Extracted information →
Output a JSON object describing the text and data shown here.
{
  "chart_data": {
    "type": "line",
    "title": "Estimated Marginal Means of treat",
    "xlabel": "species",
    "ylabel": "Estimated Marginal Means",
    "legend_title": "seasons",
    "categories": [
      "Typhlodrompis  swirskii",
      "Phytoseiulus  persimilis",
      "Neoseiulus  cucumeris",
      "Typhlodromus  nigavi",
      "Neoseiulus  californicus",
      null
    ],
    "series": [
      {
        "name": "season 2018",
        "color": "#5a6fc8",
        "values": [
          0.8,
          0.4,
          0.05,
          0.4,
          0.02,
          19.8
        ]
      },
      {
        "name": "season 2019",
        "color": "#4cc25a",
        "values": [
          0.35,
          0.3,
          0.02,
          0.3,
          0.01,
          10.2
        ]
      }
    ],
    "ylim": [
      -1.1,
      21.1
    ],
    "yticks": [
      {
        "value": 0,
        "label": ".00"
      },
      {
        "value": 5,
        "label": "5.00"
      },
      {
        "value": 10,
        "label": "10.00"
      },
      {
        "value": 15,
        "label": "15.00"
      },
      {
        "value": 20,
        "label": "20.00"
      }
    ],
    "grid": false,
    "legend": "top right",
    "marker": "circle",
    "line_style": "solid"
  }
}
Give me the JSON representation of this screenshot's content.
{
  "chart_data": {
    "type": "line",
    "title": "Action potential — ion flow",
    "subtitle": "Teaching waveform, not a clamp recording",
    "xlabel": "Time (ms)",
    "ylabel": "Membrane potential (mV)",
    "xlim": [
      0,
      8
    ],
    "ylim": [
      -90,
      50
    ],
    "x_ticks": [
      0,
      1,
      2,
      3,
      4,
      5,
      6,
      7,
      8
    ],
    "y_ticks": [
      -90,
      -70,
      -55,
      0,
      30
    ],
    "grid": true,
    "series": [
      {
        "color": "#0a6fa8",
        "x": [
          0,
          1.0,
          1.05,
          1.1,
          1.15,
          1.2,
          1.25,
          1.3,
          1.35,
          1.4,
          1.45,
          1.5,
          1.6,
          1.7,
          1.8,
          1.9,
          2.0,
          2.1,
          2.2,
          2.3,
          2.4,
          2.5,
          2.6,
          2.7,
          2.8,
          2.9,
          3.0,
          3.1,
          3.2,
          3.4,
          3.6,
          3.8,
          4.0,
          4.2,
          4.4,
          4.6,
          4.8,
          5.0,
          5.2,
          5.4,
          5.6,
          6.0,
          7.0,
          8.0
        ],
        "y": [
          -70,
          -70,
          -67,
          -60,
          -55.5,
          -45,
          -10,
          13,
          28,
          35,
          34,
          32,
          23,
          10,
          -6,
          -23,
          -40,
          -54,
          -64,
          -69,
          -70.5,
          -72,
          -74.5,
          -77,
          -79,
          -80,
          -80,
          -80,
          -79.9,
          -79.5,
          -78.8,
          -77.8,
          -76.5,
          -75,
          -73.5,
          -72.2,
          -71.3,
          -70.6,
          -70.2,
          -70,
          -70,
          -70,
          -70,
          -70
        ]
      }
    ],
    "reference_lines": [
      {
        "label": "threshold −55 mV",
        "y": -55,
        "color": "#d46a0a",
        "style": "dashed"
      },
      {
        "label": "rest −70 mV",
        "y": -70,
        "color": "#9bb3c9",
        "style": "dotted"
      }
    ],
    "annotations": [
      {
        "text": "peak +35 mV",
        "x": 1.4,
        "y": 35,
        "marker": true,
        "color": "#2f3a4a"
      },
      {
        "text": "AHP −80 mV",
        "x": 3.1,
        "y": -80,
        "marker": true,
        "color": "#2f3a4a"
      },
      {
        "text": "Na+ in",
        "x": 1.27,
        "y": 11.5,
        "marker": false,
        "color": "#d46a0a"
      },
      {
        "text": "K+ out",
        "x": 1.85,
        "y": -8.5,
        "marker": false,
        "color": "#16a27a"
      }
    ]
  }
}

What to work on → Please repeat the listing above in full and exactly.

Exercise response →
Output a JSON object describing the text and data shown here.
{
  "chart_data": {
    "type": "line",
    "title": "Estimated Marginal Means of treat",
    "xlabel": "species",
    "ylabel": "Estimated Marginal Means",
    "legend_title": "seasons",
    "categories": [
      "Typhlodrompis  swirskii",
      "Phytoseiulus  persimilis",
      "Neoseiulus  cucumeris",
      "Typhlodromus  nigavi",
      "Neoseiulus  californicus",
      null
    ],
    "series": [
      {
        "name": "season 2018",
        "color": "#5a6fc8",
        "values": [
          0.8,
          0.4,
          0.05,
          0.4,
          0.02,
          19.8
        ]
      },
      {
        "name": "season 2019",
        "color": "#4cc25a",
        "values": [
          0.35,
          0.3,
          0.02,
          0.3,
          0.01,
          10.2
        ]
      }
    ],
    "ylim": [
      -1.1,
      21.1
    ],
    "yticks": [
      {
        "value": 0,
        "label": ".00"
      },
      {
        "value": 5,
        "label": "5.00"
      },
      {
        "value": 10,
        "label": "10.00"
      },
      {
        "value": 15,
        "label": "15.00"
      },
      {
        "value": 20,
        "label": "20.00"
      }
    ],
    "grid": false,
    "legend": "top right",
    "marker": "circle",
    "line_style": "solid"
  }
}
Give me the JSON representation of this screenshot's content.
{
  "chart_data": {
    "type": "line",
    "title": "Action potential — ion flow",
    "subtitle": "Teaching waveform, not a clamp recording",
    "xlabel": "Time (ms)",
    "ylabel": "Membrane potential (mV)",
    "xlim": [
      0,
      8
    ],
    "ylim": [
      -90,
      50
    ],
    "x_ticks": [
      0,
      1,
      2,
      3,
      4,
      5,
      6,
      7,
      8
    ],
    "y_ticks": [
      -90,
      -70,
      -55,
      0,
      30
    ],
    "grid": true,
    "series": [
      {
        "color": "#0a6fa8",
        "x": [
          0,
          1.0,
          1.05,
          1.1,
          1.15,
          1.2,
          1.25,
          1.3,
          1.35,
          1.4,
          1.45,
          1.5,
          1.6,
          1.7,
          1.8,
          1.9,
          2.0,
          2.1,
          2.2,
          2.3,
          2.4,
          2.5,
          2.6,
          2.7,
          2.8,
          2.9,
          3.0,
          3.1,
          3.2,
          3.4,
          3.6,
          3.8,
          4.0,
          4.2,
          4.4,
          4.6,
          4.8,
          5.0,
          5.2,
          5.4,
          5.6,
          6.0,
          7.0,
          8.0
        ],
        "y": [
          -70,
          -70,
          -67,
          -60,
          -55.5,
          -45,
          -10,
          13,
          28,
          35,
          34,
          32,
          23,
          10,
          -6,
          -23,
          -40,
          -54,
          -64,
          -69,
          -70.5,
          -72,
          -74.5,
          -77,
          -79,
          -80,
          -80,
          -80,
          -79.9,
          -79.5,
          -78.8,
          -77.8,
          -76.5,
          -75,
          -73.5,
          -72.2,
          -71.3,
          -70.6,
          -70.2,
          -70,
          -70,
          -70,
          -70,
          -70
        ]
      }
    ],
    "reference_lines": [
      {
        "label": "threshold −55 mV",
        "y": -55,
        "color": "#d46a0a",
        "style": "dashed"
      },
      {
        "label": "rest −70 mV",
        "y": -70,
        "color": "#9bb3c9",
        "style": "dotted"
      }
    ],
    "annotations": [
      {
        "text": "peak +35 mV",
        "x": 1.4,
        "y": 35,
        "marker": true,
        "color": "#2f3a4a"
      },
      {
        "text": "AHP −80 mV",
        "x": 3.1,
        "y": -80,
        "marker": true,
        "color": "#2f3a4a"
      },
      {
        "text": "Na+ in",
        "x": 1.27,
        "y": 11.5,
        "marker": false,
        "color": "#d46a0a"
      },
      {
        "text": "K+ out",
        "x": 1.85,
        "y": -8.5,
        "marker": false,
        "color": "#16a27a"
      }
    ]
  }
}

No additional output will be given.